Short exercise:
Reproduce the records word for word. Begin at their first line and stop after the line that contains "733, 171, 804]".

-- Data extract start --

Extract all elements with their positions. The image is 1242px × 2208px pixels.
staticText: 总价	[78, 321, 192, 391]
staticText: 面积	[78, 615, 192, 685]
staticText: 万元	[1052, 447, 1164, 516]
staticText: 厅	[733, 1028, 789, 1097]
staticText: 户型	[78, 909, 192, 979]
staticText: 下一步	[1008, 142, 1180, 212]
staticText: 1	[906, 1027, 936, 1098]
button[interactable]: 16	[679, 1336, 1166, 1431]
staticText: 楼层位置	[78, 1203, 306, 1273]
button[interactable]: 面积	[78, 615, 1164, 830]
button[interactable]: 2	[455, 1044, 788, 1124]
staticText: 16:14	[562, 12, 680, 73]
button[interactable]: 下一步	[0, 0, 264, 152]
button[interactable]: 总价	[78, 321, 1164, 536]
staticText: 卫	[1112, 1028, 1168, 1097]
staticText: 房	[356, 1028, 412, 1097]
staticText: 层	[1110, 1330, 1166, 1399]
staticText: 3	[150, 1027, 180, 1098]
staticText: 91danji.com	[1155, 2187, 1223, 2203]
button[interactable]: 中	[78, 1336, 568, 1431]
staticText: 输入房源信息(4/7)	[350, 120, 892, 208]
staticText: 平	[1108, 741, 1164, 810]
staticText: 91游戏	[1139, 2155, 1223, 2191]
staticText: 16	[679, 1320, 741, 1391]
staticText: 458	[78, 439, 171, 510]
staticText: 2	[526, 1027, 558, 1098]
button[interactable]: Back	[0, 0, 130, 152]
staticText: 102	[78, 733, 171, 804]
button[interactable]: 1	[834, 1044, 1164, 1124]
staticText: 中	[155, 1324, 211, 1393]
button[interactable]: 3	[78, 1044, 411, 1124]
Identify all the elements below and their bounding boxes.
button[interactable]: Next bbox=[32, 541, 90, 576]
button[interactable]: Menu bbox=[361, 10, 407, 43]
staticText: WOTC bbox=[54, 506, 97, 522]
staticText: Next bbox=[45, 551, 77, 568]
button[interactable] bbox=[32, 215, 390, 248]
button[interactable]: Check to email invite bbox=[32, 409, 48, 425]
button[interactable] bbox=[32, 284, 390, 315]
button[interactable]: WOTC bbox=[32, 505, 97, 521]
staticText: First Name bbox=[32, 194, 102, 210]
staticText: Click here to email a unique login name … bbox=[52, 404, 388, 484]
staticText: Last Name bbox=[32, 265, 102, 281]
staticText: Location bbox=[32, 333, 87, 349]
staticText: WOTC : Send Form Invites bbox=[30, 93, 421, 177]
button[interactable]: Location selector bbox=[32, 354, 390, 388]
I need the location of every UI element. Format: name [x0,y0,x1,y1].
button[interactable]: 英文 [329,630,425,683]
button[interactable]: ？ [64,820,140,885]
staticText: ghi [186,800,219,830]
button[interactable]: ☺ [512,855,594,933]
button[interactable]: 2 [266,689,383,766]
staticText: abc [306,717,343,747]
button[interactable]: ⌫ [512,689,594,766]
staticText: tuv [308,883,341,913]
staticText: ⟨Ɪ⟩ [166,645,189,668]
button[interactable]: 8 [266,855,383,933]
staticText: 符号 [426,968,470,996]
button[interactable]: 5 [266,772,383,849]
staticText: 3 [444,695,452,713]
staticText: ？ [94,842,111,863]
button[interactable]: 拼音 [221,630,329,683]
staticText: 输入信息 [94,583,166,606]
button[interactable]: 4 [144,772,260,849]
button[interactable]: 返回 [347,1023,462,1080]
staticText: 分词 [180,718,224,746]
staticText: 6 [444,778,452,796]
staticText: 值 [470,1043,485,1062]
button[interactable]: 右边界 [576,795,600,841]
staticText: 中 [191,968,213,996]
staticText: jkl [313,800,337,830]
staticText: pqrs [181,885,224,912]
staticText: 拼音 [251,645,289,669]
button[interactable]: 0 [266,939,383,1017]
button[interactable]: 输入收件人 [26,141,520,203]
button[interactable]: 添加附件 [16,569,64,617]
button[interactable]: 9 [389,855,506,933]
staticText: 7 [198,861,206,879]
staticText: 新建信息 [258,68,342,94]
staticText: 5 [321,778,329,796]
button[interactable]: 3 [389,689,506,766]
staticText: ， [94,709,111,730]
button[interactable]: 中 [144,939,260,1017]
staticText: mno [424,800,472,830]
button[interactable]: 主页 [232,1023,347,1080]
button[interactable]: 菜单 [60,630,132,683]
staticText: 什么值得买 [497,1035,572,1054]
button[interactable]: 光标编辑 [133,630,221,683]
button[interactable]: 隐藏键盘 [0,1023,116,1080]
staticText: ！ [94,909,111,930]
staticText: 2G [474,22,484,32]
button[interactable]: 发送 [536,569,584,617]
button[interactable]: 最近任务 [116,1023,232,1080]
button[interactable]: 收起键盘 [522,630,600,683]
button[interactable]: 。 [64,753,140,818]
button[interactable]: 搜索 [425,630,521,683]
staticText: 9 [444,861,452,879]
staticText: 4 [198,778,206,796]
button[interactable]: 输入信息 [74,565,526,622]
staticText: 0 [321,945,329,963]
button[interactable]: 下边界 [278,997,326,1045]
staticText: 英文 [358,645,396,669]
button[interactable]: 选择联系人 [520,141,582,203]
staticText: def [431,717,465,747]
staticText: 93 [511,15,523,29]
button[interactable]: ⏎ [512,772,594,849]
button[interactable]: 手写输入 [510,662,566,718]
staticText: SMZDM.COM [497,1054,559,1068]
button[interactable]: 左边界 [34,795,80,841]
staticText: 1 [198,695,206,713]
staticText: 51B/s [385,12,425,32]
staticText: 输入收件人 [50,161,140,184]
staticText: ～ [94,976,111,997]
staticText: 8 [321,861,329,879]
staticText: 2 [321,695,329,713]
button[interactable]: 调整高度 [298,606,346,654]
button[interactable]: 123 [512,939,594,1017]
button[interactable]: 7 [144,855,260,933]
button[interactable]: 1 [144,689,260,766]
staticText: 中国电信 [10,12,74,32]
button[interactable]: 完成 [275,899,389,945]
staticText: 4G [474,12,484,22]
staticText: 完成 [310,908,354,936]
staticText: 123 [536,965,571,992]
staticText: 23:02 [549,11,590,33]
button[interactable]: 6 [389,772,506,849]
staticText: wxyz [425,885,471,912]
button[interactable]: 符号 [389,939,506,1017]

-- Data extract end --

Solution to the problem:
Extract all elements with their positions. The image is 1242px × 2208px pixels.
staticText: 总价	[78, 321, 192, 391]
staticText: 面积	[78, 615, 192, 685]
staticText: 万元	[1052, 447, 1164, 516]
staticText: 厅	[733, 1028, 789, 1097]
staticText: 户型	[78, 909, 192, 979]
staticText: 下一步	[1008, 142, 1180, 212]
staticText: 1	[906, 1027, 936, 1098]
button[interactable]: 16	[679, 1336, 1166, 1431]
staticText: 楼层位置	[78, 1203, 306, 1273]
button[interactable]: 面积	[78, 615, 1164, 830]
button[interactable]: 2	[455, 1044, 788, 1124]
staticText: 16:14	[562, 12, 680, 73]
button[interactable]: 下一步	[0, 0, 264, 152]
button[interactable]: 总价	[78, 321, 1164, 536]
staticText: 卫	[1112, 1028, 1168, 1097]
staticText: 房	[356, 1028, 412, 1097]
staticText: 层	[1110, 1330, 1166, 1399]
staticText: 3	[150, 1027, 180, 1098]
staticText: 91danji.com	[1155, 2187, 1223, 2203]
button[interactable]: 中	[78, 1336, 568, 1431]
staticText: 输入房源信息(4/7)	[350, 120, 892, 208]
staticText: 平	[1108, 741, 1164, 810]
staticText: 91游戏	[1139, 2155, 1223, 2191]
staticText: 16	[679, 1320, 741, 1391]
staticText: 458	[78, 439, 171, 510]
staticText: 2	[526, 1027, 558, 1098]
button[interactable]: Back	[0, 0, 130, 152]
staticText: 102	[78, 733, 171, 804]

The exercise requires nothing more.